### Saved data entries:
--- start ---
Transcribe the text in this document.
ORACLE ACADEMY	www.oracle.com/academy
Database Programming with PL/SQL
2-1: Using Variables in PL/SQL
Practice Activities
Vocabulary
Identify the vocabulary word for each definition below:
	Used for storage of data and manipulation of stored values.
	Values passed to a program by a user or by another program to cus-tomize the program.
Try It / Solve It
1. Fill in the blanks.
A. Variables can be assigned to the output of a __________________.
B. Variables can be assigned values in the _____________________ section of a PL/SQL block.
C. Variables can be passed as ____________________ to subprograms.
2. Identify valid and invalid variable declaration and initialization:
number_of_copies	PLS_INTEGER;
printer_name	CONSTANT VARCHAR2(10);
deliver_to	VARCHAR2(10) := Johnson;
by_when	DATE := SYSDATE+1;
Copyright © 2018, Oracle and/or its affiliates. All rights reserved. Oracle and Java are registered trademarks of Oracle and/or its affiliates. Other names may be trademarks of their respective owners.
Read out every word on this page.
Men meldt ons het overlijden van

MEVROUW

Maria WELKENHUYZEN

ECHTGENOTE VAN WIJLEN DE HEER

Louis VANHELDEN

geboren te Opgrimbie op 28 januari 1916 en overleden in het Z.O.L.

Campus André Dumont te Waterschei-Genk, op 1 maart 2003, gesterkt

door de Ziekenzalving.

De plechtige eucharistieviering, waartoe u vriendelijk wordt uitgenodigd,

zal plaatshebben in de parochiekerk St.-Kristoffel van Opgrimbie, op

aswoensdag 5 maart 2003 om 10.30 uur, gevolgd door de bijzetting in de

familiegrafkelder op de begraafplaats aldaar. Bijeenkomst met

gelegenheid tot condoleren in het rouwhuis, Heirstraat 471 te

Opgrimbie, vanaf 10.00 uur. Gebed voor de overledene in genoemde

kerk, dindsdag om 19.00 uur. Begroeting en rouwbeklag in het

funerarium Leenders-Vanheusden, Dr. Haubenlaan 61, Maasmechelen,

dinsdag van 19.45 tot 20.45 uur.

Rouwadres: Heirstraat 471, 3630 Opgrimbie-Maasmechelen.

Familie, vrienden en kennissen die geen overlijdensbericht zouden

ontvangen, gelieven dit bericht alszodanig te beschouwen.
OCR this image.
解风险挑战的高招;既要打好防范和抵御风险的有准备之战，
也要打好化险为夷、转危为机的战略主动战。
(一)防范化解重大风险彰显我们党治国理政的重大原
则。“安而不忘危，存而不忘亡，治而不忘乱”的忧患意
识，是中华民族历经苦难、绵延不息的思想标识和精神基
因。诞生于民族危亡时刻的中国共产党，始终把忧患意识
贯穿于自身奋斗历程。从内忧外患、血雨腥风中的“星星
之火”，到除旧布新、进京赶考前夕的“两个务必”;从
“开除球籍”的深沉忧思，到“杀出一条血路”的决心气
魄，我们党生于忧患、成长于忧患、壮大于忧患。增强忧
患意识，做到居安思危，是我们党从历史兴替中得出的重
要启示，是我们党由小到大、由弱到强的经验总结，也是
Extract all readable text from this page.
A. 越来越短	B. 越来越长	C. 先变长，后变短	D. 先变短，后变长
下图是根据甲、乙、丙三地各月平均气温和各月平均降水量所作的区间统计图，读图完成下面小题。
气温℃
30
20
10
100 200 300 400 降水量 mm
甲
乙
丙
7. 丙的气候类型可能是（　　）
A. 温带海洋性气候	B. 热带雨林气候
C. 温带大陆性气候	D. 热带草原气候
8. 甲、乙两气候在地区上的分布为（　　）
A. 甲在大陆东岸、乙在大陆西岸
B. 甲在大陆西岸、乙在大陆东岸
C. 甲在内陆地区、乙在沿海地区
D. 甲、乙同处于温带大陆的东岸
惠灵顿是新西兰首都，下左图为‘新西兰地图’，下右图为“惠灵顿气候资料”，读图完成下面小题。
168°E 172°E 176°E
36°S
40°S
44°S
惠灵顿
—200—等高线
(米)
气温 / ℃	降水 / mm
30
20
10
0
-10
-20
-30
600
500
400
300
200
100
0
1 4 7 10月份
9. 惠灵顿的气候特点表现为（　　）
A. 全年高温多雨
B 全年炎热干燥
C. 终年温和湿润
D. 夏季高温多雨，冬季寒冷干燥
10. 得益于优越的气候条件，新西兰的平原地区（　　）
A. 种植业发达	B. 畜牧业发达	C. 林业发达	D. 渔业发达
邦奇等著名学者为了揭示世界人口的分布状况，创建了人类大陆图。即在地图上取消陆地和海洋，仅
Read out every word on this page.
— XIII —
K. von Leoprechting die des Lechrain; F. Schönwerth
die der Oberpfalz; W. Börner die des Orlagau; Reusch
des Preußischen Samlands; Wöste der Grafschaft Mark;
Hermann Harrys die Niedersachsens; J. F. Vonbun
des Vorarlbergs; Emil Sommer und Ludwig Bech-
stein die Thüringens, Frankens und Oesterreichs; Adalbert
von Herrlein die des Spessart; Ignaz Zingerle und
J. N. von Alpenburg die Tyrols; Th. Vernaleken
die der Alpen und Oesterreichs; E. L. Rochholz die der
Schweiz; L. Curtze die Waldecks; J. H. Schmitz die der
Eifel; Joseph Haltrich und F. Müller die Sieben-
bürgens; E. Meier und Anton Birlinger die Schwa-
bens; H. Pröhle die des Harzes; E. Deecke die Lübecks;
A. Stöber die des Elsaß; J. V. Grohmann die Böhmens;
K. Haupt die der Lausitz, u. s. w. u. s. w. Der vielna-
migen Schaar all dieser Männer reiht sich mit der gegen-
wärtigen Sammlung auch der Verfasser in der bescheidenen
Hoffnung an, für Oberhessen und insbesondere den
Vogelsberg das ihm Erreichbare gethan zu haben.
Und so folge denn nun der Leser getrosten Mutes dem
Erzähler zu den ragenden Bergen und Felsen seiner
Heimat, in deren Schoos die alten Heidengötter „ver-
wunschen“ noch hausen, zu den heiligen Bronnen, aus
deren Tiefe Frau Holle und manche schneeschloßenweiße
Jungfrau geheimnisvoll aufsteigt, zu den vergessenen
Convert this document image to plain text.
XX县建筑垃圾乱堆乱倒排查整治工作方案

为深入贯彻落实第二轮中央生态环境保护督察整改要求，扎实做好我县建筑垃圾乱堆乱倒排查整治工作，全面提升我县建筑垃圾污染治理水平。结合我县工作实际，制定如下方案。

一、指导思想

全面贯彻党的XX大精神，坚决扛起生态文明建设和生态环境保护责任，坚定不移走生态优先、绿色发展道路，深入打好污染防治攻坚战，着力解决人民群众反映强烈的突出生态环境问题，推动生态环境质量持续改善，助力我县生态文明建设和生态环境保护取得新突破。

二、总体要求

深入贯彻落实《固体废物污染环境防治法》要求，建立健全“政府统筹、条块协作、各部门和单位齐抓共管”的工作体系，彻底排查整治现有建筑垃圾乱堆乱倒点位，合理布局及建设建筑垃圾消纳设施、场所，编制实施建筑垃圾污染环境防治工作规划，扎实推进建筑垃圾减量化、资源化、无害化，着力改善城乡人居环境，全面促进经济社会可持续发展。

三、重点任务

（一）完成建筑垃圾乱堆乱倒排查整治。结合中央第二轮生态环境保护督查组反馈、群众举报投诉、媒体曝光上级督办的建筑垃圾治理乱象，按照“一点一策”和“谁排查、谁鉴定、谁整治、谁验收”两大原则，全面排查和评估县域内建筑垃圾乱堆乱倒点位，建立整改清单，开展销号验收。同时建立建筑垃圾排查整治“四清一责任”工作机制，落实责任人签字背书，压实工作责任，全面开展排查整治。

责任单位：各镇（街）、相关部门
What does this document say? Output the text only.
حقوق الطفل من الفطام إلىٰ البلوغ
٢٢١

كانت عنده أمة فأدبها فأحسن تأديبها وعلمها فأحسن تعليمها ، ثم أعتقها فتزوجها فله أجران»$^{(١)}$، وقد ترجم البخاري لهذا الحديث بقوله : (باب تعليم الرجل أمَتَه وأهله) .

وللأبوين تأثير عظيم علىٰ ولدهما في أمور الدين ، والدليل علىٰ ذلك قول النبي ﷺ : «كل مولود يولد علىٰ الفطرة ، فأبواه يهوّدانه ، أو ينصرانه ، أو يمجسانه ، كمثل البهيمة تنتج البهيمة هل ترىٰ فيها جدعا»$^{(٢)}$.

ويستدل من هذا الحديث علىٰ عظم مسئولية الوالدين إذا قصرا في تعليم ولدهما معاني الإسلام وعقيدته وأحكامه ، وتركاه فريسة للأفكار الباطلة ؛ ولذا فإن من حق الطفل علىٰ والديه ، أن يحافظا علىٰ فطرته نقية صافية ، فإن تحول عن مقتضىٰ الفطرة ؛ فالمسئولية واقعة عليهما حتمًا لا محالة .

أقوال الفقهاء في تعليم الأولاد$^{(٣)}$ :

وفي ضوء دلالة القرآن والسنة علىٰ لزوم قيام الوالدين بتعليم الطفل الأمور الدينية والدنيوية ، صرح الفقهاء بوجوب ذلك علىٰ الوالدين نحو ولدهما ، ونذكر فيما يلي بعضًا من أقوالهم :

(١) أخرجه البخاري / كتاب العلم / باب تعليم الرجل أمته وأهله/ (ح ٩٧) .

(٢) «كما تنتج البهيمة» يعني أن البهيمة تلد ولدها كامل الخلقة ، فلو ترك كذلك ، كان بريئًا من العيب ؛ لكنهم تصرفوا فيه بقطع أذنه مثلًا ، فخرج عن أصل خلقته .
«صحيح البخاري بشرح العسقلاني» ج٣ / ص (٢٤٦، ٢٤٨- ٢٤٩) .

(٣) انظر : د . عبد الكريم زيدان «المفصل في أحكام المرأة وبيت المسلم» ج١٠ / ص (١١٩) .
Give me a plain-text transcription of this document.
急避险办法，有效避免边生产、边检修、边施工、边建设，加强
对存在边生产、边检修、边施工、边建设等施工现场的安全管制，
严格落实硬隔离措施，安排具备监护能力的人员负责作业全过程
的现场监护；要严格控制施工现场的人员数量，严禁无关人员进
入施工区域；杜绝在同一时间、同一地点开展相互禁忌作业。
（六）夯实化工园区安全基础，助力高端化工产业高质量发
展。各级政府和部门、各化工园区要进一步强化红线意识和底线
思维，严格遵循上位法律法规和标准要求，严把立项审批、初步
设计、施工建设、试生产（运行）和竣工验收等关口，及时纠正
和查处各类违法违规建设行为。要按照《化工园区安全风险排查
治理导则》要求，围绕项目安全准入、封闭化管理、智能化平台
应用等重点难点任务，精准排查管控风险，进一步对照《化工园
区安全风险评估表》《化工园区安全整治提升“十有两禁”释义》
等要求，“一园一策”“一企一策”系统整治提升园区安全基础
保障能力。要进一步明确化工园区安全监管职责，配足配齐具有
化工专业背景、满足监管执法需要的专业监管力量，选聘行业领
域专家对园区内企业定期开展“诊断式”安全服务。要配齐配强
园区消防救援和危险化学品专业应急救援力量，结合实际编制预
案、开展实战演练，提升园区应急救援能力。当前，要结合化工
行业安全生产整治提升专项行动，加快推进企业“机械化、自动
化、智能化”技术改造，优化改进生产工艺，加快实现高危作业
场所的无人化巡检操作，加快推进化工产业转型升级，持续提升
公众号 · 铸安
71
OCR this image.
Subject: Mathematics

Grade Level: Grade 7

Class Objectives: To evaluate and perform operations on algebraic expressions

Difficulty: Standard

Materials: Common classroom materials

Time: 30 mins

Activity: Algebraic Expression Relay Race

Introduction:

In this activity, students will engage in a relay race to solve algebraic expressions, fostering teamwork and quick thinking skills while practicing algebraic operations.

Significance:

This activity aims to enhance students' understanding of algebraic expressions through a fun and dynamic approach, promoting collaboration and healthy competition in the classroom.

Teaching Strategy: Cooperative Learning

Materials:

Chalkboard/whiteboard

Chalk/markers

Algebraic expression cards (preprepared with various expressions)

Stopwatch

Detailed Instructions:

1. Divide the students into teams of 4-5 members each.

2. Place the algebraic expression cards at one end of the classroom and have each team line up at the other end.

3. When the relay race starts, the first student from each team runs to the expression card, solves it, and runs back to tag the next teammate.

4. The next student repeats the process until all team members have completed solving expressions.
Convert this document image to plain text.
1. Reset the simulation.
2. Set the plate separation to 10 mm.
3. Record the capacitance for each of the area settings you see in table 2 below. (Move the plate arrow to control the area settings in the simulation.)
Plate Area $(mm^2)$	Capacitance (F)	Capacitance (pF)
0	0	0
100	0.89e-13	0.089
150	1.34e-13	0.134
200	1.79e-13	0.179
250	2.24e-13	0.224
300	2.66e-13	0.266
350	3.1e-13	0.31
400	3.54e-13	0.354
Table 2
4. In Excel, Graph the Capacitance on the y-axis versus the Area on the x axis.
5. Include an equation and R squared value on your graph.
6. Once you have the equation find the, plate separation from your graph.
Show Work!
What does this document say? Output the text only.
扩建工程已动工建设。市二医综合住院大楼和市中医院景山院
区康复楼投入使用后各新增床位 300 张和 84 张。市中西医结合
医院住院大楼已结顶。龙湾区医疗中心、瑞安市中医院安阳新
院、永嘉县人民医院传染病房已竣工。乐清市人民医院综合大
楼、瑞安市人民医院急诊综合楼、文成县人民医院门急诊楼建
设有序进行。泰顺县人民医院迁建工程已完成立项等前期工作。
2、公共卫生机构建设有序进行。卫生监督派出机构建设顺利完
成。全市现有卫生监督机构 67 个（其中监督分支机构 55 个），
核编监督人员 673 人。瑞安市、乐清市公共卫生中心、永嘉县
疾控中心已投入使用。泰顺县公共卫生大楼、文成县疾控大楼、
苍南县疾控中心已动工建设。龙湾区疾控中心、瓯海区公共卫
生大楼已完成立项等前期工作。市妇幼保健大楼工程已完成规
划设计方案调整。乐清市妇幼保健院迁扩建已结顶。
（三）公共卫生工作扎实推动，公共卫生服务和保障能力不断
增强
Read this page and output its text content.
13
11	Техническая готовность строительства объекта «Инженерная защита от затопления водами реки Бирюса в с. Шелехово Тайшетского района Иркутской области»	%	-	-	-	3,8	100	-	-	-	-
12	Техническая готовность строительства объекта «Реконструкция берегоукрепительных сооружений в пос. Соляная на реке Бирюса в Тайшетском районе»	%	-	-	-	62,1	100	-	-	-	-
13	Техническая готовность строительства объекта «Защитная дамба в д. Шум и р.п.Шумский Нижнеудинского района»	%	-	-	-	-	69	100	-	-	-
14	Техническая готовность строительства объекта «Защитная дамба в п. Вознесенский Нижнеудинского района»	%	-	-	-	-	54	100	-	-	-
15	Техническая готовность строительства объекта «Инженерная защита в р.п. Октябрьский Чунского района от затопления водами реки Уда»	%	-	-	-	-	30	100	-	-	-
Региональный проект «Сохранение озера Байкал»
--- end ---
### YOUR TASK:
Using the records above, gather all lines where the string "deren" is present.

### FULL OUTPUT:
Heimat, in deren Schoos die alten Heidengötter „ver-
deren Tiefe Frau Holle und manche schneeschloßenweiße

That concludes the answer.